DATA FOR THE TASK:
%%

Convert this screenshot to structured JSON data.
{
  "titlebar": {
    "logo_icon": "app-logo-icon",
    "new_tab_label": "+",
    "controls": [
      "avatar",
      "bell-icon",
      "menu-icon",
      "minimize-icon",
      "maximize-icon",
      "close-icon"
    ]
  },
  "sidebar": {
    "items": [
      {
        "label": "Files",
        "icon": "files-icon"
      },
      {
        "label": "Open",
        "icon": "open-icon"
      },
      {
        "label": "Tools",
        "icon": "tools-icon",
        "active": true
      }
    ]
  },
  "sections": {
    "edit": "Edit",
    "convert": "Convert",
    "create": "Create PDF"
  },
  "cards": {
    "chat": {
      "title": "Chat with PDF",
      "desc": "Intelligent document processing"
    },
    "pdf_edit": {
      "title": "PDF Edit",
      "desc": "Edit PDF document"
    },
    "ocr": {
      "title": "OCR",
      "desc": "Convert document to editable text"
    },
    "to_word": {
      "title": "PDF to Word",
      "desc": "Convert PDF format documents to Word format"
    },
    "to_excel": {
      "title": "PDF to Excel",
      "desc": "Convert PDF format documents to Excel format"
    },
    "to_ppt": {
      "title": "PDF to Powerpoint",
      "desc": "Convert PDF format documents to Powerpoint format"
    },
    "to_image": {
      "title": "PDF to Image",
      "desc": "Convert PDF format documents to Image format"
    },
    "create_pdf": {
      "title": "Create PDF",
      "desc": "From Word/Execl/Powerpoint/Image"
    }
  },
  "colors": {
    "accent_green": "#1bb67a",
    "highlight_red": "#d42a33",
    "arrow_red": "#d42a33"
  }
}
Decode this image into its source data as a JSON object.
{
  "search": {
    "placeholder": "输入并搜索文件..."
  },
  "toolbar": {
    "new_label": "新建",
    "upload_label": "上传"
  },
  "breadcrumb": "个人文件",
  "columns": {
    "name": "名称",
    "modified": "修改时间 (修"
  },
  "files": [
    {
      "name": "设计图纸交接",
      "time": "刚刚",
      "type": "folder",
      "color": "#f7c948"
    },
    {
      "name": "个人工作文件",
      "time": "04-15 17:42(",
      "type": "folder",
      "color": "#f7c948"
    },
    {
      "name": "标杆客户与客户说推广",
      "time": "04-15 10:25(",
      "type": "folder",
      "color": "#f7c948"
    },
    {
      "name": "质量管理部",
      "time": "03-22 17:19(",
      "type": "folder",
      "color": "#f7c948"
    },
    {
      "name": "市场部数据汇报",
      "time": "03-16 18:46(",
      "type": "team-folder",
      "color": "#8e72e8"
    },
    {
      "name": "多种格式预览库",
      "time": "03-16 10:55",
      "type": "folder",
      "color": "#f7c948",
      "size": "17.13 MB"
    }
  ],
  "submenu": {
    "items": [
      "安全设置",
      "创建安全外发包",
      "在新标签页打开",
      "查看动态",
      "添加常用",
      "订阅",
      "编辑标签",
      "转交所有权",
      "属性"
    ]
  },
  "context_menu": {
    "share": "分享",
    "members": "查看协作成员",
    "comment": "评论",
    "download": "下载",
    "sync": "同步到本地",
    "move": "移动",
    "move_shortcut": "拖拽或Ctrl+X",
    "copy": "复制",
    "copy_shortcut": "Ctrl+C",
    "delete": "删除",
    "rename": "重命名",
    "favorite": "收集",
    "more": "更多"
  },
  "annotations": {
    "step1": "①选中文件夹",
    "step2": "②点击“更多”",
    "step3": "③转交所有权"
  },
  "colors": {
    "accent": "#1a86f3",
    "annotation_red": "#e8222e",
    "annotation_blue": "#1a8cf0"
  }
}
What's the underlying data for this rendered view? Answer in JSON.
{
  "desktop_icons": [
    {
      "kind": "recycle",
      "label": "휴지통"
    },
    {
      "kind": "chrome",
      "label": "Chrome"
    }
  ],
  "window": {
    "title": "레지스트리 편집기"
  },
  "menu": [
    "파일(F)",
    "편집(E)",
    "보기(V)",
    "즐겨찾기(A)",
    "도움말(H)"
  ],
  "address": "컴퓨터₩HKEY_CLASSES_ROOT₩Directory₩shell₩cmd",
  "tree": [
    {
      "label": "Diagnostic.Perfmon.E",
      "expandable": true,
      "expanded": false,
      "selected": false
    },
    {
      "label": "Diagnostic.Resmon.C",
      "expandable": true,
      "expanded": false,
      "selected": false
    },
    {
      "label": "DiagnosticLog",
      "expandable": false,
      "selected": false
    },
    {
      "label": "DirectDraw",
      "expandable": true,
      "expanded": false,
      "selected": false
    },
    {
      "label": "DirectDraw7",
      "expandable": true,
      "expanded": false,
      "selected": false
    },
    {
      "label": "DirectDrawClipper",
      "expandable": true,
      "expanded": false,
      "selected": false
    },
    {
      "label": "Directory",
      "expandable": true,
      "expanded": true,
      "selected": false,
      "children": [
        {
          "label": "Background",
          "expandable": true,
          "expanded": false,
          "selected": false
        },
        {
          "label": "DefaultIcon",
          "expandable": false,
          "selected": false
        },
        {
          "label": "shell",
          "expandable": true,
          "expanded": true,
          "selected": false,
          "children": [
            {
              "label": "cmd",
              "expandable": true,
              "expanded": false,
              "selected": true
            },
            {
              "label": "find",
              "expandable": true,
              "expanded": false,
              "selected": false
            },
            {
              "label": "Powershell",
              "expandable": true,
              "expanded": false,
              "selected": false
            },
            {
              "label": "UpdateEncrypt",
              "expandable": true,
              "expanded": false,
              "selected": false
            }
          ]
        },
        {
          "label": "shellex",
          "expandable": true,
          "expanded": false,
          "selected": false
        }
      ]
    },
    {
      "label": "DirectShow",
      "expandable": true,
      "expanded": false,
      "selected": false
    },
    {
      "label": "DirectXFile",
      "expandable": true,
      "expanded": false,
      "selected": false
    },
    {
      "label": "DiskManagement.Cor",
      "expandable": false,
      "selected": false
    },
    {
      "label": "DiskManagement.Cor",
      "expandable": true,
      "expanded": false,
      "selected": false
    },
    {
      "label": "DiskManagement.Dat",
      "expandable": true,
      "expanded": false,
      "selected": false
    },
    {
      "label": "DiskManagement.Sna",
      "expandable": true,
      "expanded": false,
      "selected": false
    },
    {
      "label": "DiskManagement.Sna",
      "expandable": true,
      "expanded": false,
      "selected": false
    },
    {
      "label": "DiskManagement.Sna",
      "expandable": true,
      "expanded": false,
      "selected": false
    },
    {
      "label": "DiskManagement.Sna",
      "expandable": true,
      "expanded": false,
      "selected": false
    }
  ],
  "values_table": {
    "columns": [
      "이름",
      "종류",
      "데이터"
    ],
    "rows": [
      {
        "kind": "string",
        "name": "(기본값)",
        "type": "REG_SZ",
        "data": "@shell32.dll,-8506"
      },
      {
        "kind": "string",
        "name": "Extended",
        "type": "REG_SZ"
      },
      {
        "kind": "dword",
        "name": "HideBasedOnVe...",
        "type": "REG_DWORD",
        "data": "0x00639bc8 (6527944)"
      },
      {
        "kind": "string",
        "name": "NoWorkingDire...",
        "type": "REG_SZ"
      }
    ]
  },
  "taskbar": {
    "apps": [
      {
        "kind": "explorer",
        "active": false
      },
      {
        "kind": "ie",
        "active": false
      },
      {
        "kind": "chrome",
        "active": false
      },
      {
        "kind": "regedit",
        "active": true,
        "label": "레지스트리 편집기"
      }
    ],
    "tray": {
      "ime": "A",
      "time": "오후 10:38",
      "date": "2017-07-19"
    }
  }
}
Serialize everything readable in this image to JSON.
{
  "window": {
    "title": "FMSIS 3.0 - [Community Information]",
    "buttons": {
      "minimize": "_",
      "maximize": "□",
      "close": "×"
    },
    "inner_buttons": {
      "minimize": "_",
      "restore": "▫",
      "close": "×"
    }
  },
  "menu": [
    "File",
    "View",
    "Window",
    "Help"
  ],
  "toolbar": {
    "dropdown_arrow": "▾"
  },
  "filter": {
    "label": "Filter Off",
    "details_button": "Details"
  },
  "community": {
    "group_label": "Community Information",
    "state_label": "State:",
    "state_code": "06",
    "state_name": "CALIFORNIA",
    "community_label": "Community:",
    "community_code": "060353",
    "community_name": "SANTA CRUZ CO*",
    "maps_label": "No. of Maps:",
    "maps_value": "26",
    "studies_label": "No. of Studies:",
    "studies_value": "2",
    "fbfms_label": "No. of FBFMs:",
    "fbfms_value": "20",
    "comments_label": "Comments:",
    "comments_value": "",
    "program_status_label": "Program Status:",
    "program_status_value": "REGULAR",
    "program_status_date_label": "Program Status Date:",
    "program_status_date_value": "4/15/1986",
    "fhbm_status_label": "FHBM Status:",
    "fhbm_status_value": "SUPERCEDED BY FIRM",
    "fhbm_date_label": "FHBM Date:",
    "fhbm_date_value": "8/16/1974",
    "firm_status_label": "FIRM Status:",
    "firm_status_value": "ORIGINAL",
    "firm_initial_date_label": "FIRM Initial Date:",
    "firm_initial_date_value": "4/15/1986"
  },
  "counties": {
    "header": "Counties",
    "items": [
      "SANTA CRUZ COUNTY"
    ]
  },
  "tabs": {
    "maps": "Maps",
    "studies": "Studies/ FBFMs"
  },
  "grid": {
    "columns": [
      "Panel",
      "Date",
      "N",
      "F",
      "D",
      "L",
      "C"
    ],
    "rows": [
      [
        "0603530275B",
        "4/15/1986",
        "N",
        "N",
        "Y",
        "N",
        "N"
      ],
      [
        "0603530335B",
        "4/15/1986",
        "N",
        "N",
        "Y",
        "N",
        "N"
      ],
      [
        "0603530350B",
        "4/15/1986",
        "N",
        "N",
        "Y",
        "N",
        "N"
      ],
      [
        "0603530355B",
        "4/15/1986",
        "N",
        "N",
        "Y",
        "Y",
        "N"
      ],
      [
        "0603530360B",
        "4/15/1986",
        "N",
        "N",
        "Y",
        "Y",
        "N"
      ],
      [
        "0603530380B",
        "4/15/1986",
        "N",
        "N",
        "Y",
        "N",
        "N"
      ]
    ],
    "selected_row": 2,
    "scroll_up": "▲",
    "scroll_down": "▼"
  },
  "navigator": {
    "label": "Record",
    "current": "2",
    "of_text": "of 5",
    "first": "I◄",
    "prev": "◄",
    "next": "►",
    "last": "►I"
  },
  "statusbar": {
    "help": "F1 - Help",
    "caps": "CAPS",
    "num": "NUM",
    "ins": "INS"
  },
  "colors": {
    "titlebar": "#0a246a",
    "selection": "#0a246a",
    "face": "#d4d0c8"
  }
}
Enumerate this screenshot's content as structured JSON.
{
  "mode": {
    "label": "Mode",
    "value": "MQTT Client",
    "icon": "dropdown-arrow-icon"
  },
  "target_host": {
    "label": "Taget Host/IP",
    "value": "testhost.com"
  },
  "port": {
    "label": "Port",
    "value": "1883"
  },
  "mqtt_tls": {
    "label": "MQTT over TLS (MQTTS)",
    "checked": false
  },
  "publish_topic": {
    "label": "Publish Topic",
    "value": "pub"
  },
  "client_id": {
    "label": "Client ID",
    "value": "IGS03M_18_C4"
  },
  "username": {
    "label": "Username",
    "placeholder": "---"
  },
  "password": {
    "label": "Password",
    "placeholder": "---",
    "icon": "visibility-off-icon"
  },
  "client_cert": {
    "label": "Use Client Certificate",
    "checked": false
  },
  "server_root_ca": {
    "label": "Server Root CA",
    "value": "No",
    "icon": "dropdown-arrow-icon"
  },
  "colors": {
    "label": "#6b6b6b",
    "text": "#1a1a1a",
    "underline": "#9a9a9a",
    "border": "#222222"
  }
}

%%

WHAT YOU ARE ASKED TO DO: Copy down every line of the material above that includes the string "Convert".

SOLUTION FOR THIS PROBLEM:
Convert this screenshot to structured JSON data.
    "convert": "Convert",
      "desc": "Convert document to editable text"
      "desc": "Convert PDF format documents to Word format"
      "desc": "Convert PDF format documents to Excel format"
      "desc": "Convert PDF format documents to Powerpoint format"
      "desc": "Convert PDF format documents to Image format"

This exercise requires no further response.